[Stored records]
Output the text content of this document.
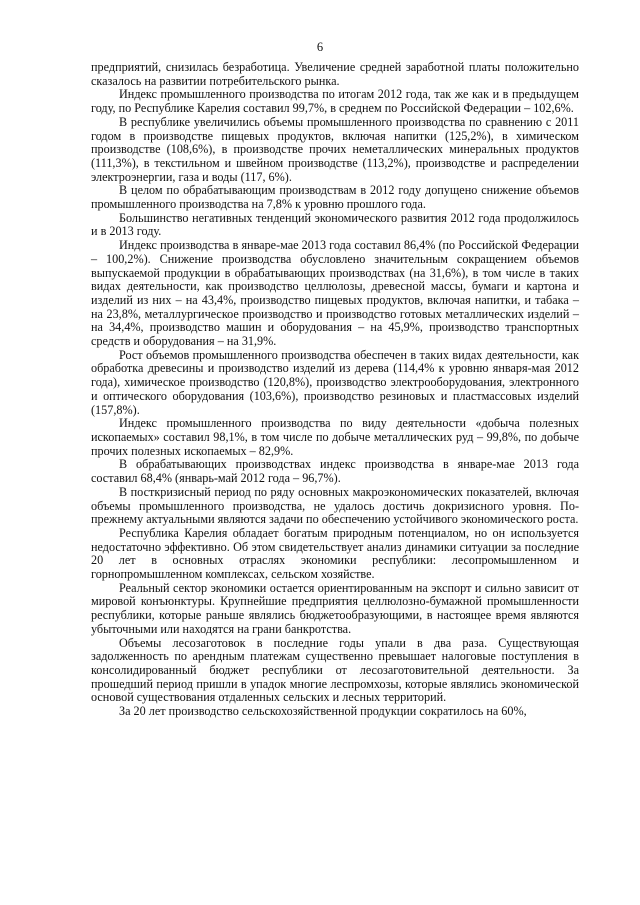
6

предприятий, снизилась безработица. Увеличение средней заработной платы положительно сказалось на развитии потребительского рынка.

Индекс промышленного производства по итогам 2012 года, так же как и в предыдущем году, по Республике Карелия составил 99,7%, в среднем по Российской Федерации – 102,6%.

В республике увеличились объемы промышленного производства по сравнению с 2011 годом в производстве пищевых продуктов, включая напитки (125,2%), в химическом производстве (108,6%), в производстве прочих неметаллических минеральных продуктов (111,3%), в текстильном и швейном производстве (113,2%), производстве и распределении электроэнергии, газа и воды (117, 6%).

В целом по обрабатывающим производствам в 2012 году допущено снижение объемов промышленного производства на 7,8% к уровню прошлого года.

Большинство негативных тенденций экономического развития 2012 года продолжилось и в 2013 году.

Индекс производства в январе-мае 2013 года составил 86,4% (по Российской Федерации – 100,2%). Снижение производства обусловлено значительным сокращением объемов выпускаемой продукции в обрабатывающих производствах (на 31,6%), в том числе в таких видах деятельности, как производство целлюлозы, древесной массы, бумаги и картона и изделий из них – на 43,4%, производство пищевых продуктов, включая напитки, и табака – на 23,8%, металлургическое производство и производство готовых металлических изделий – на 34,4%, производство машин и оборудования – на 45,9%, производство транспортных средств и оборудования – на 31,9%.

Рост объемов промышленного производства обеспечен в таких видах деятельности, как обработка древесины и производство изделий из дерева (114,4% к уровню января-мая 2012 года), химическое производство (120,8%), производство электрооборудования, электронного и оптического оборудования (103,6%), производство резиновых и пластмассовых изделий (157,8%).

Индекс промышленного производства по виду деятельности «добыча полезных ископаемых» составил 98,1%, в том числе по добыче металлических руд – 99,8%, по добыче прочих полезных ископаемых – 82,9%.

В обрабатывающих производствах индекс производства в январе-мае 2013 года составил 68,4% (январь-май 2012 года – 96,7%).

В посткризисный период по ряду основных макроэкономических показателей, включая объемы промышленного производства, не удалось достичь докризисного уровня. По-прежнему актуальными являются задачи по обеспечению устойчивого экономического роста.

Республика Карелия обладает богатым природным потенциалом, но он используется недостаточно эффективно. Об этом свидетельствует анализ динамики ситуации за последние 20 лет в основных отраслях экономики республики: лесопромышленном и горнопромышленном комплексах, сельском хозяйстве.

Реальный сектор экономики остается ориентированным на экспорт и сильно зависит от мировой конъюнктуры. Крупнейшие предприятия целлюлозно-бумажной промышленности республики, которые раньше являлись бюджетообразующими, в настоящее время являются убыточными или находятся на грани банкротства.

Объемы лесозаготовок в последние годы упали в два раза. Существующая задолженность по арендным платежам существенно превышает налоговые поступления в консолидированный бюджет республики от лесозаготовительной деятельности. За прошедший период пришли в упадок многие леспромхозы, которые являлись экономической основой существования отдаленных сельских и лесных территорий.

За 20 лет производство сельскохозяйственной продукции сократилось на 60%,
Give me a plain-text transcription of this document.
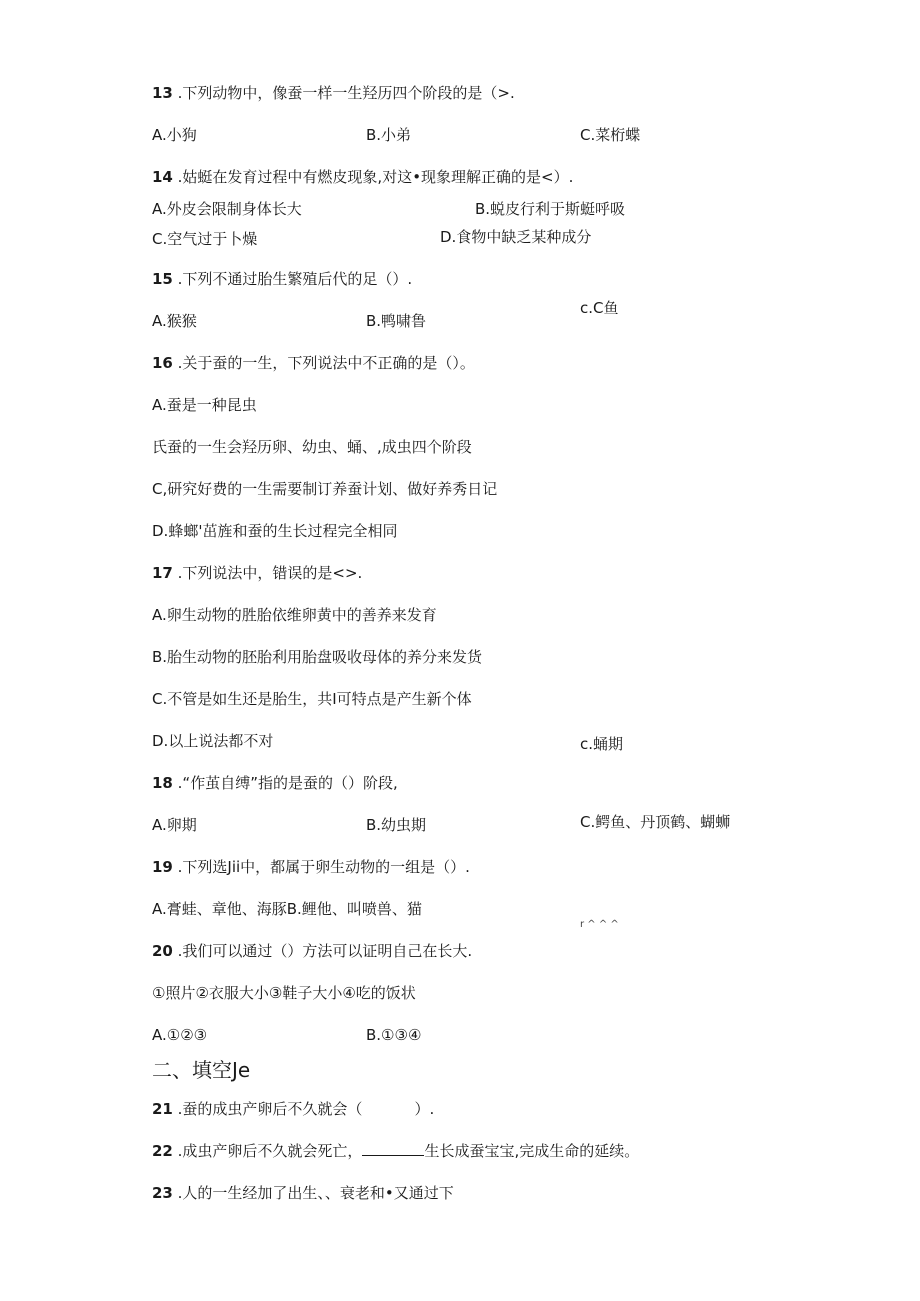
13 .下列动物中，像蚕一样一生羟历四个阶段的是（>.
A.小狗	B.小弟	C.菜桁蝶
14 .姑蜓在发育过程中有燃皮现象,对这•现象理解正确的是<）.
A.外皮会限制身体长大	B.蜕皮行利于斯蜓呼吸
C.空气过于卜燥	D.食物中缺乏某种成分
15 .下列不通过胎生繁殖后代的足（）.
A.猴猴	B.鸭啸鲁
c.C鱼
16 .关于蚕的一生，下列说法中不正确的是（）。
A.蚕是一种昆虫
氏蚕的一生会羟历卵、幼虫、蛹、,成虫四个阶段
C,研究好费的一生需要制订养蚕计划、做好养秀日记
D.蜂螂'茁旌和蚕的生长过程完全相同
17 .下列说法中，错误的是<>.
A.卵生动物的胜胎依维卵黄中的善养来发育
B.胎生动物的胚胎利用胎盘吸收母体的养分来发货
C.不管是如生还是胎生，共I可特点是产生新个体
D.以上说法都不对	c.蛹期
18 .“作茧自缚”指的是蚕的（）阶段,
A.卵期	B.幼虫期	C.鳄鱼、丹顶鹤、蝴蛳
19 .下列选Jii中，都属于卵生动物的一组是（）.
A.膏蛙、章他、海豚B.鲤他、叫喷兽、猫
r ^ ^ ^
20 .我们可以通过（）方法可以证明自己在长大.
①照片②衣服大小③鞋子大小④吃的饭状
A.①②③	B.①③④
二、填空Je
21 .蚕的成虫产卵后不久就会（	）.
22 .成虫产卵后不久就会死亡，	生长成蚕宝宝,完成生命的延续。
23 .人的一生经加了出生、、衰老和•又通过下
...
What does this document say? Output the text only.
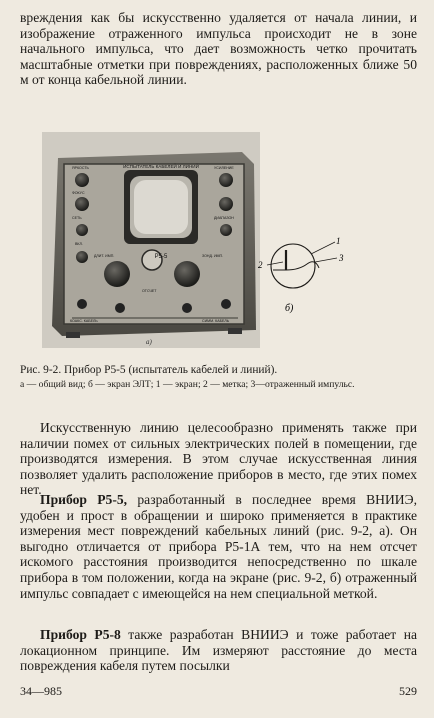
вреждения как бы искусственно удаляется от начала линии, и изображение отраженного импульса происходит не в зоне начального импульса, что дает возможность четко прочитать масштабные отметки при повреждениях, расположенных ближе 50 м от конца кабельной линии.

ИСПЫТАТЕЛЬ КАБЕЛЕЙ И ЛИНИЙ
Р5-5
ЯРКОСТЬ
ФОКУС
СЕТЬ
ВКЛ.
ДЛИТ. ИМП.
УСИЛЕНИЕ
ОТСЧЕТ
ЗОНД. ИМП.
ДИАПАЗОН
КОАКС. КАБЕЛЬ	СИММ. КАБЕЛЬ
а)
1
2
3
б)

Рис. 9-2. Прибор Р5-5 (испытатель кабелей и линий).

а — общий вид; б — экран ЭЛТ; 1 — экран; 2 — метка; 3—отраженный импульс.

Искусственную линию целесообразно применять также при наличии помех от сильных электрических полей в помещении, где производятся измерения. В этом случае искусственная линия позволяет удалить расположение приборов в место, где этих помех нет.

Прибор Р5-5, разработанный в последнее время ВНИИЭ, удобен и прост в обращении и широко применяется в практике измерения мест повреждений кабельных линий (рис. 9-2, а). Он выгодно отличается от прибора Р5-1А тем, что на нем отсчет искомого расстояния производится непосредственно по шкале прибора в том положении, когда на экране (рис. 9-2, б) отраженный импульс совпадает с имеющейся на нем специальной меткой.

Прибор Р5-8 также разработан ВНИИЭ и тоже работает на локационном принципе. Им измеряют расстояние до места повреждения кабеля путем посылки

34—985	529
* * *
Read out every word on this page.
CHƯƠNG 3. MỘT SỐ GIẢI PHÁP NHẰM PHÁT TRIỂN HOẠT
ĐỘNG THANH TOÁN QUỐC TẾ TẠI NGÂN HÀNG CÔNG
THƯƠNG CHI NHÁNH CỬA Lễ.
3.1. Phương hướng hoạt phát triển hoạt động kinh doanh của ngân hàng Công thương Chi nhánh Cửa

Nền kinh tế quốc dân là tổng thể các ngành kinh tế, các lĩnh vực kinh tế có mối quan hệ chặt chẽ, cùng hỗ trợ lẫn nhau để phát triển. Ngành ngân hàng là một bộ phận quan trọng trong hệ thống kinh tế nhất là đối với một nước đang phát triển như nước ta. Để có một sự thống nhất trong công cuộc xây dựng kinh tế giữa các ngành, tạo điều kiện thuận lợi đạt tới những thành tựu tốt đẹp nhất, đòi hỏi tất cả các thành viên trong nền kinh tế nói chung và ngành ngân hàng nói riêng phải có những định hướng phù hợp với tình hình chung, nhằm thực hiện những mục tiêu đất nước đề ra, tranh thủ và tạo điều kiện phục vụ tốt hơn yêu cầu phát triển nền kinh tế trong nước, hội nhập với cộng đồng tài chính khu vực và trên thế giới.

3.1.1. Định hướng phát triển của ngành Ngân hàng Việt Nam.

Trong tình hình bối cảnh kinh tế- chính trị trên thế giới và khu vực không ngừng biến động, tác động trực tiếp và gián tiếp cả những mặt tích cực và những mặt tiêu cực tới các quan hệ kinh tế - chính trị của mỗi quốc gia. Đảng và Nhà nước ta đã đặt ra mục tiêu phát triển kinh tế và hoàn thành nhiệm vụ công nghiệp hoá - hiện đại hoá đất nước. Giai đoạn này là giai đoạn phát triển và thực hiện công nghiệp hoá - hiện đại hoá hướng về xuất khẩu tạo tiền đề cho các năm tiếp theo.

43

▸ SHORT TASK:
Check each line above for the word "ВНИИЭ" and copy the ones that have it.

▸ SOLUTION:
Прибор Р5-5, разработанный в последнее время ВНИИЭ, удобен и прост в обращении и широко применяется в практике измерения мест повреждений кабельных линий (рис. 9-2, а). Он выгодно отличается от прибора Р5-1А тем, что на нем отсчет искомого расстояния производится непосредственно по шкале прибора в том положении, когда на экране (рис. 9-2, б) отраженный импульс совпадает с имеющейся на нем специальной меткой.
Прибор Р5-8 также разработан ВНИИЭ и тоже работает на локационном принципе. Им измеряют расстояние до места повреждения кабеля путем посылки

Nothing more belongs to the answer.